- _What the task asks_: Quote all of the data below exactly, please.

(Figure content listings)

* * * * * * * * *

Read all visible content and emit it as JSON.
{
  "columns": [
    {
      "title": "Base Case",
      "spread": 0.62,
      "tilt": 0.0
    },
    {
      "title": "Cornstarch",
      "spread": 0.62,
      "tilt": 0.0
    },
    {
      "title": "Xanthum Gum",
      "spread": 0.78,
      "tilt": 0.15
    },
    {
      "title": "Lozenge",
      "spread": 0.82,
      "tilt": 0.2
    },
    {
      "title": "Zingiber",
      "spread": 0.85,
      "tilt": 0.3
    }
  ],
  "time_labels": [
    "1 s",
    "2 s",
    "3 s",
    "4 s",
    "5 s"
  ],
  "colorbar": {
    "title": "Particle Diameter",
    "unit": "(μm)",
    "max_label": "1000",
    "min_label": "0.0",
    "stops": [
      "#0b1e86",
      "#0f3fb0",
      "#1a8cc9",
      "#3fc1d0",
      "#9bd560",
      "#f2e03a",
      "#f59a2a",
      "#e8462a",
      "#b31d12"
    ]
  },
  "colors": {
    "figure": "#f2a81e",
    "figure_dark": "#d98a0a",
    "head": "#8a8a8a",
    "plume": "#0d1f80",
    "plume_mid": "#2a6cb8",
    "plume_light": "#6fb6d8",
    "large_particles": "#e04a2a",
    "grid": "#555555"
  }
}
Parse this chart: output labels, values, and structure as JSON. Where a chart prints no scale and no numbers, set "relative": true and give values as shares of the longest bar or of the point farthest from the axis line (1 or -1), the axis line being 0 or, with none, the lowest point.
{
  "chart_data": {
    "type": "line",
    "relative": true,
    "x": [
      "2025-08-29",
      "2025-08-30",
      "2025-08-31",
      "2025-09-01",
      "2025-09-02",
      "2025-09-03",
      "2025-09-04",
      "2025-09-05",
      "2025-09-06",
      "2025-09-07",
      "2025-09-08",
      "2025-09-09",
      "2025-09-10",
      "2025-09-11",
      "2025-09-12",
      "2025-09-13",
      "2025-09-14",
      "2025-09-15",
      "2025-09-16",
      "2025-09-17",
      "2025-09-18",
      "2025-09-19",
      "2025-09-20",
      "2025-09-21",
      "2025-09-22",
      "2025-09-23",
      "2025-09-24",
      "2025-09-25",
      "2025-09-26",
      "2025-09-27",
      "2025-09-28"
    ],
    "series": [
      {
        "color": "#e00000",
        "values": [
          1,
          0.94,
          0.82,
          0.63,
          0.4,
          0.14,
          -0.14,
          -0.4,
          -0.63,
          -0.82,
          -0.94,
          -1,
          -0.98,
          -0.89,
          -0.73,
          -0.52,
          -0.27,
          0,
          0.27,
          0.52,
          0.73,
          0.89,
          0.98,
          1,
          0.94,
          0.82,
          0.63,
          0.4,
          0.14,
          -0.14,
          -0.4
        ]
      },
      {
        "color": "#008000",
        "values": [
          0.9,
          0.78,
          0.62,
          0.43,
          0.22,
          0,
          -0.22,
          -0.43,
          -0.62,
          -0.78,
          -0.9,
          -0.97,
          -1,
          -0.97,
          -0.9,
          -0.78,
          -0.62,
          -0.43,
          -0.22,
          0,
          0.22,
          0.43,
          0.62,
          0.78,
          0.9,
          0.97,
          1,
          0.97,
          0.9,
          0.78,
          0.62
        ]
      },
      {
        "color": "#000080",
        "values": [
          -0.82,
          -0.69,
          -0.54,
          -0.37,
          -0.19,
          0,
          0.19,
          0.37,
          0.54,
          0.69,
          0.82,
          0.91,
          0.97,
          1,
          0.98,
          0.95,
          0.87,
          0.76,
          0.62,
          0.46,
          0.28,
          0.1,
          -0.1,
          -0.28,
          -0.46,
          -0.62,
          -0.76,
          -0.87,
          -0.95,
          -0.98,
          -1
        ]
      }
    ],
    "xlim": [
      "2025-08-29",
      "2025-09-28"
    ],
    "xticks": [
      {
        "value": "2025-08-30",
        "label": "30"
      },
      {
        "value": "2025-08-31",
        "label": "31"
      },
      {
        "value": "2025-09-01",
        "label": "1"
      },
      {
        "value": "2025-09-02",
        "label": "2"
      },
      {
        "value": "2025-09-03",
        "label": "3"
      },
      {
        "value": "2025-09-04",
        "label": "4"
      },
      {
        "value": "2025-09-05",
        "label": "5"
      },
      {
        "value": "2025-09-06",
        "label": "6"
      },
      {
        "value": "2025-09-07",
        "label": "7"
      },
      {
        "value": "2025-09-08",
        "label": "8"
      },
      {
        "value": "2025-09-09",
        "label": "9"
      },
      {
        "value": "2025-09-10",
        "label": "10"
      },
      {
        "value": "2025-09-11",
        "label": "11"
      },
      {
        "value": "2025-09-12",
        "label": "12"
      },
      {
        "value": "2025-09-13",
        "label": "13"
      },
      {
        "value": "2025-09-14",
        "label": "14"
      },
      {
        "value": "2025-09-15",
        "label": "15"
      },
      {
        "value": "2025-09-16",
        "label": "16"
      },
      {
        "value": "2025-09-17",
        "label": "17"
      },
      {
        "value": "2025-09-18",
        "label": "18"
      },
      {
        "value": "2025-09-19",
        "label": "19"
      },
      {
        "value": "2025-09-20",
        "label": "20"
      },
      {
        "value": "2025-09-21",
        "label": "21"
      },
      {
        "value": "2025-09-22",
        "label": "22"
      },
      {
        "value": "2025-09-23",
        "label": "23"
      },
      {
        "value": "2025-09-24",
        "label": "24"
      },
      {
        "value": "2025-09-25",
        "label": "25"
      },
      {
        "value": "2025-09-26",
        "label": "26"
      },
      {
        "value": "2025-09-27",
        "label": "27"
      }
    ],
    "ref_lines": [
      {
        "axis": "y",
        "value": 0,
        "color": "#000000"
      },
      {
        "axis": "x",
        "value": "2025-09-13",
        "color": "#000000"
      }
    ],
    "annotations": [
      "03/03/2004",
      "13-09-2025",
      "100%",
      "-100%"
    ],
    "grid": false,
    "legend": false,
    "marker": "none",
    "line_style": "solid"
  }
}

* * * * * * * * *

- _Full output_:
Read all visible content and emit it as JSON.
{
  "columns": [
    {
      "title": "Base Case",
      "spread": 0.62,
      "tilt": 0.0
    },
    {
      "title": "Cornstarch",
      "spread": 0.62,
      "tilt": 0.0
    },
    {
      "title": "Xanthum Gum",
      "spread": 0.78,
      "tilt": 0.15
    },
    {
      "title": "Lozenge",
      "spread": 0.82,
      "tilt": 0.2
    },
    {
      "title": "Zingiber",
      "spread": 0.85,
      "tilt": 0.3
    }
  ],
  "time_labels": [
    "1 s",
    "2 s",
    "3 s",
    "4 s",
    "5 s"
  ],
  "colorbar": {
    "title": "Particle Diameter",
    "unit": "(μm)",
    "max_label": "1000",
    "min_label": "0.0",
    "stops": [
      "#0b1e86",
      "#0f3fb0",
      "#1a8cc9",
      "#3fc1d0",
      "#9bd560",
      "#f2e03a",
      "#f59a2a",
      "#e8462a",
      "#b31d12"
    ]
  },
  "colors": {
    "figure": "#f2a81e",
    "figure_dark": "#d98a0a",
    "head": "#8a8a8a",
    "plume": "#0d1f80",
    "plume_mid": "#2a6cb8",
    "plume_light": "#6fb6d8",
    "large_particles": "#e04a2a",
    "grid": "#555555"
  }
}
Parse this chart: output labels, values, and structure as JSON. Where a chart prints no scale and no numbers, set "relative": true and give values as shares of the longest bar or of the point farthest from the axis line (1 or -1), the axis line being 0 or, with none, the lowest point.
{
  "chart_data": {
    "type": "line",
    "relative": true,
    "x": [
      "2025-08-29",
      "2025-08-30",
      "2025-08-31",
      "2025-09-01",
      "2025-09-02",
      "2025-09-03",
      "2025-09-04",
      "2025-09-05",
      "2025-09-06",
      "2025-09-07",
      "2025-09-08",
      "2025-09-09",
      "2025-09-10",
      "2025-09-11",
      "2025-09-12",
      "2025-09-13",
      "2025-09-14",
      "2025-09-15",
      "2025-09-16",
      "2025-09-17",
      "2025-09-18",
      "2025-09-19",
      "2025-09-20",
      "2025-09-21",
      "2025-09-22",
      "2025-09-23",
      "2025-09-24",
      "2025-09-25",
      "2025-09-26",
      "2025-09-27",
      "2025-09-28"
    ],
    "series": [
      {
        "color": "#e00000",
        "values": [
          1,
          0.94,
          0.82,
          0.63,
          0.4,
          0.14,
          -0.14,
          -0.4,
          -0.63,
          -0.82,
          -0.94,
          -1,
          -0.98,
          -0.89,
          -0.73,
          -0.52,
          -0.27,
          0,
          0.27,
          0.52,
          0.73,
          0.89,
          0.98,
          1,
          0.94,
          0.82,
          0.63,
          0.4,
          0.14,
          -0.14,
          -0.4
        ]
      },
      {
        "color": "#008000",
        "values": [
          0.9,
          0.78,
          0.62,
          0.43,
          0.22,
          0,
          -0.22,
          -0.43,
          -0.62,
          -0.78,
          -0.9,
          -0.97,
          -1,
          -0.97,
          -0.9,
          -0.78,
          -0.62,
          -0.43,
          -0.22,
          0,
          0.22,
          0.43,
          0.62,
          0.78,
          0.9,
          0.97,
          1,
          0.97,
          0.9,
          0.78,
          0.62
        ]
      },
      {
        "color": "#000080",
        "values": [
          -0.82,
          -0.69,
          -0.54,
          -0.37,
          -0.19,
          0,
          0.19,
          0.37,
          0.54,
          0.69,
          0.82,
          0.91,
          0.97,
          1,
          0.98,
          0.95,
          0.87,
          0.76,
          0.62,
          0.46,
          0.28,
          0.1,
          -0.1,
          -0.28,
          -0.46,
          -0.62,
          -0.76,
          -0.87,
          -0.95,
          -0.98,
          -1
        ]
      }
    ],
    "xlim": [
      "2025-08-29",
      "2025-09-28"
    ],
    "xticks": [
      {
        "value": "2025-08-30",
        "label": "30"
      },
      {
        "value": "2025-08-31",
        "label": "31"
      },
      {
        "value": "2025-09-01",
        "label": "1"
      },
      {
        "value": "2025-09-02",
        "label": "2"
      },
      {
        "value": "2025-09-03",
        "label": "3"
      },
      {
        "value": "2025-09-04",
        "label": "4"
      },
      {
        "value": "2025-09-05",
        "label": "5"
      },
      {
        "value": "2025-09-06",
        "label": "6"
      },
      {
        "value": "2025-09-07",
        "label": "7"
      },
      {
        "value": "2025-09-08",
        "label": "8"
      },
      {
        "value": "2025-09-09",
        "label": "9"
      },
      {
        "value": "2025-09-10",
        "label": "10"
      },
      {
        "value": "2025-09-11",
        "label": "11"
      },
      {
        "value": "2025-09-12",
        "label": "12"
      },
      {
        "value": "2025-09-13",
        "label": "13"
      },
      {
        "value": "2025-09-14",
        "label": "14"
      },
      {
        "value": "2025-09-15",
        "label": "15"
      },
      {
        "value": "2025-09-16",
        "label": "16"
      },
      {
        "value": "2025-09-17",
        "label": "17"
      },
      {
        "value": "2025-09-18",
        "label": "18"
      },
      {
        "value": "2025-09-19",
        "label": "19"
      },
      {
        "value": "2025-09-20",
        "label": "20"
      },
      {
        "value": "2025-09-21",
        "label": "21"
      },
      {
        "value": "2025-09-22",
        "label": "22"
      },
      {
        "value": "2025-09-23",
        "label": "23"
      },
      {
        "value": "2025-09-24",
        "label": "24"
      },
      {
        "value": "2025-09-25",
        "label": "25"
      },
      {
        "value": "2025-09-26",
        "label": "26"
      },
      {
        "value": "2025-09-27",
        "label": "27"
      }
    ],
    "ref_lines": [
      {
        "axis": "y",
        "value": 0,
        "color": "#000000"
      },
      {
        "axis": "x",
        "value": "2025-09-13",
        "color": "#000000"
      }
    ],
    "annotations": [
      "03/03/2004",
      "13-09-2025",
      "100%",
      "-100%"
    ],
    "grid": false,
    "legend": false,
    "marker": "none",
    "line_style": "solid"
  }
}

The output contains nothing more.